**REQUIREMENTS:**
Retype all material exactly. Pictures stay out of the copy.

· · · · · · ·

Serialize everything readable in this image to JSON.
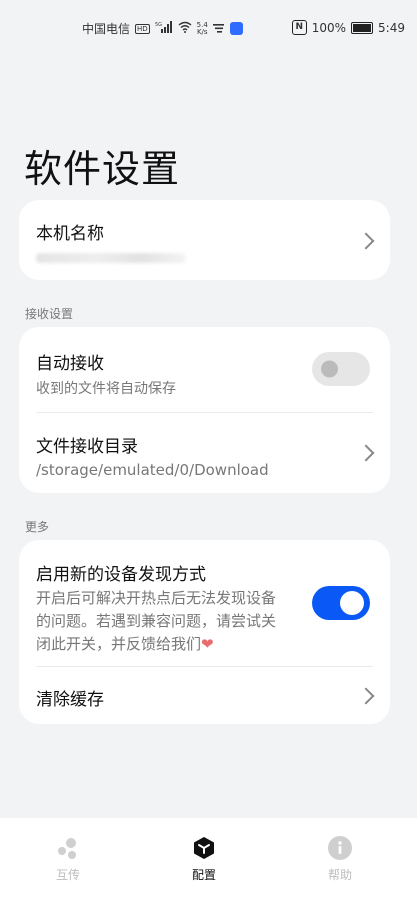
{
  "status_bar": {
    "carrier": "中国电信",
    "hd": "HD",
    "net_type": "5G",
    "speed_value": "5.4",
    "speed_unit": "K/s",
    "battery": "100%",
    "time": "5:49"
  },
  "page_title": "软件设置",
  "device": {
    "title": "本机名称"
  },
  "receive_section": {
    "label": "接收设置",
    "auto_receive": {
      "title": "自动接收",
      "subtitle": "收到的文件将自动保存",
      "enabled": false
    },
    "directory": {
      "title": "文件接收目录",
      "path": "/storage/emulated/0/Download"
    }
  },
  "more_section": {
    "label": "更多",
    "discovery": {
      "title": "启用新的设备发现方式",
      "desc_line1": "开启后可解决开热点后无法发现设备",
      "desc_line2": "的问题。若遇到兼容问题，请尝试关",
      "desc_line3": "闭此开关，并反馈给我们",
      "heart": "❤",
      "enabled": true
    },
    "clear_cache": {
      "title": "清除缓存"
    }
  },
  "tabs": [
    {
      "label": "互传",
      "icon": "transfer-icon",
      "active": false
    },
    {
      "label": "配置",
      "icon": "config-icon",
      "active": true
    },
    {
      "label": "帮助",
      "icon": "help-icon",
      "active": false
    }
  ],
  "colors": {
    "accent": "#0a59f7",
    "background": "#f1f3f5",
    "card": "#ffffff"
  }
}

· · · · · · ·

**WORKED SOLUTION:**
Serialize everything readable in this image to JSON.
{
  "status_bar": {
    "carrier": "中国电信",
    "hd": "HD",
    "net_type": "5G",
    "speed_value": "5.4",
    "speed_unit": "K/s",
    "battery": "100%",
    "time": "5:49"
  },
  "page_title": "软件设置",
  "device": {
    "title": "本机名称"
  },
  "receive_section": {
    "label": "接收设置",
    "auto_receive": {
      "title": "自动接收",
      "subtitle": "收到的文件将自动保存",
      "enabled": false
    },
    "directory": {
      "title": "文件接收目录",
      "path": "/storage/emulated/0/Download"
    }
  },
  "more_section": {
    "label": "更多",
    "discovery": {
      "title": "启用新的设备发现方式",
      "desc_line1": "开启后可解决开热点后无法发现设备",
      "desc_line2": "的问题。若遇到兼容问题，请尝试关",
      "desc_line3": "闭此开关，并反馈给我们",
      "heart": "❤",
      "enabled": true
    },
    "clear_cache": {
      "title": "清除缓存"
    }
  },
  "tabs": [
    {
      "label": "互传",
      "icon": "transfer-icon",
      "active": false
    },
    {
      "label": "配置",
      "icon": "config-icon",
      "active": true
    },
    {
      "label": "帮助",
      "icon": "help-icon",
      "active": false
    }
  ],
  "colors": {
    "accent": "#0a59f7",
    "background": "#f1f3f5",
    "card": "#ffffff"
  }
}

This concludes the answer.